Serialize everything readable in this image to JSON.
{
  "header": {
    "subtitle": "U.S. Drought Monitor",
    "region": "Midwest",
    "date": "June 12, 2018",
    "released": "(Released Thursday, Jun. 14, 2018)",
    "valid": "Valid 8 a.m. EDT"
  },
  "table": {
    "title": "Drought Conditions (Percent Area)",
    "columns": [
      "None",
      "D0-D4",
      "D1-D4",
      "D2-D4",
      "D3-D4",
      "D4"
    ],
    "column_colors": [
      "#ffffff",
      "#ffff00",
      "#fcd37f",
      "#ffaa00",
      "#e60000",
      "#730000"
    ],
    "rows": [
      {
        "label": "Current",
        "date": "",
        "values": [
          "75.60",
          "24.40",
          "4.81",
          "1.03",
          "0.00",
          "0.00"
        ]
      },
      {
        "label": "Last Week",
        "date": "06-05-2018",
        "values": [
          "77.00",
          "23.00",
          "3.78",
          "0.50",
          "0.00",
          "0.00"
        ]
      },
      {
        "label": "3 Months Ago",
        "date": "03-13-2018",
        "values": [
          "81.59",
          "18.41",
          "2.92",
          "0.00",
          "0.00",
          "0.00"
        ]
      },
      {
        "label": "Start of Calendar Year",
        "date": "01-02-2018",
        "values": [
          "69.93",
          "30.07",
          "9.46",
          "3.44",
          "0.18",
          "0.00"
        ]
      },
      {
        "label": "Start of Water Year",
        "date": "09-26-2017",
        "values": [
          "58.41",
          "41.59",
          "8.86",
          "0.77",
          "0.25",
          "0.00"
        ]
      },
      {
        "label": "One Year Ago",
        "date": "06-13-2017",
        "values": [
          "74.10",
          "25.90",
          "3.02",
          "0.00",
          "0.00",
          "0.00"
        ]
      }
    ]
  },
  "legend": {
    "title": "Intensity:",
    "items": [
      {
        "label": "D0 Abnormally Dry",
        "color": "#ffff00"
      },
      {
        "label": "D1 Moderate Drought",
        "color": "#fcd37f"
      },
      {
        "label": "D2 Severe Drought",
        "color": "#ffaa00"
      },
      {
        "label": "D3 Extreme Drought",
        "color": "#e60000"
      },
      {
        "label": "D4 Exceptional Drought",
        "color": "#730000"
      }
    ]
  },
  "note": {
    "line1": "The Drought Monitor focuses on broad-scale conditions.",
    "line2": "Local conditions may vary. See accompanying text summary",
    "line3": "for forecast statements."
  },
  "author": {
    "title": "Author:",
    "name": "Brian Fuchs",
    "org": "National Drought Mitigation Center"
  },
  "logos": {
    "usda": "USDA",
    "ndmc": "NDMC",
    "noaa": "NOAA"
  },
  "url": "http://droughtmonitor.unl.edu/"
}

Required work:
Every record above needs to be repeated word for word.

Response to the task:
Serialize everything readable in this image to JSON.
{
  "header": {
    "subtitle": "U.S. Drought Monitor",
    "region": "Midwest",
    "date": "June 12, 2018",
    "released": "(Released Thursday, Jun. 14, 2018)",
    "valid": "Valid 8 a.m. EDT"
  },
  "table": {
    "title": "Drought Conditions (Percent Area)",
    "columns": [
      "None",
      "D0-D4",
      "D1-D4",
      "D2-D4",
      "D3-D4",
      "D4"
    ],
    "column_colors": [
      "#ffffff",
      "#ffff00",
      "#fcd37f",
      "#ffaa00",
      "#e60000",
      "#730000"
    ],
    "rows": [
      {
        "label": "Current",
        "date": "",
        "values": [
          "75.60",
          "24.40",
          "4.81",
          "1.03",
          "0.00",
          "0.00"
        ]
      },
      {
        "label": "Last Week",
        "date": "06-05-2018",
        "values": [
          "77.00",
          "23.00",
          "3.78",
          "0.50",
          "0.00",
          "0.00"
        ]
      },
      {
        "label": "3 Months Ago",
        "date": "03-13-2018",
        "values": [
          "81.59",
          "18.41",
          "2.92",
          "0.00",
          "0.00",
          "0.00"
        ]
      },
      {
        "label": "Start of Calendar Year",
        "date": "01-02-2018",
        "values": [
          "69.93",
          "30.07",
          "9.46",
          "3.44",
          "0.18",
          "0.00"
        ]
      },
      {
        "label": "Start of Water Year",
        "date": "09-26-2017",
        "values": [
          "58.41",
          "41.59",
          "8.86",
          "0.77",
          "0.25",
          "0.00"
        ]
      },
      {
        "label": "One Year Ago",
        "date": "06-13-2017",
        "values": [
          "74.10",
          "25.90",
          "3.02",
          "0.00",
          "0.00",
          "0.00"
        ]
      }
    ]
  },
  "legend": {
    "title": "Intensity:",
    "items": [
      {
        "label": "D0 Abnormally Dry",
        "color": "#ffff00"
      },
      {
        "label": "D1 Moderate Drought",
        "color": "#fcd37f"
      },
      {
        "label": "D2 Severe Drought",
        "color": "#ffaa00"
      },
      {
        "label": "D3 Extreme Drought",
        "color": "#e60000"
      },
      {
        "label": "D4 Exceptional Drought",
        "color": "#730000"
      }
    ]
  },
  "note": {
    "line1": "The Drought Monitor focuses on broad-scale conditions.",
    "line2": "Local conditions may vary. See accompanying text summary",
    "line3": "for forecast statements."
  },
  "author": {
    "title": "Author:",
    "name": "Brian Fuchs",
    "org": "National Drought Mitigation Center"
  },
  "logos": {
    "usda": "USDA",
    "ndmc": "NDMC",
    "noaa": "NOAA"
  },
  "url": "http://droughtmonitor.unl.edu/"
}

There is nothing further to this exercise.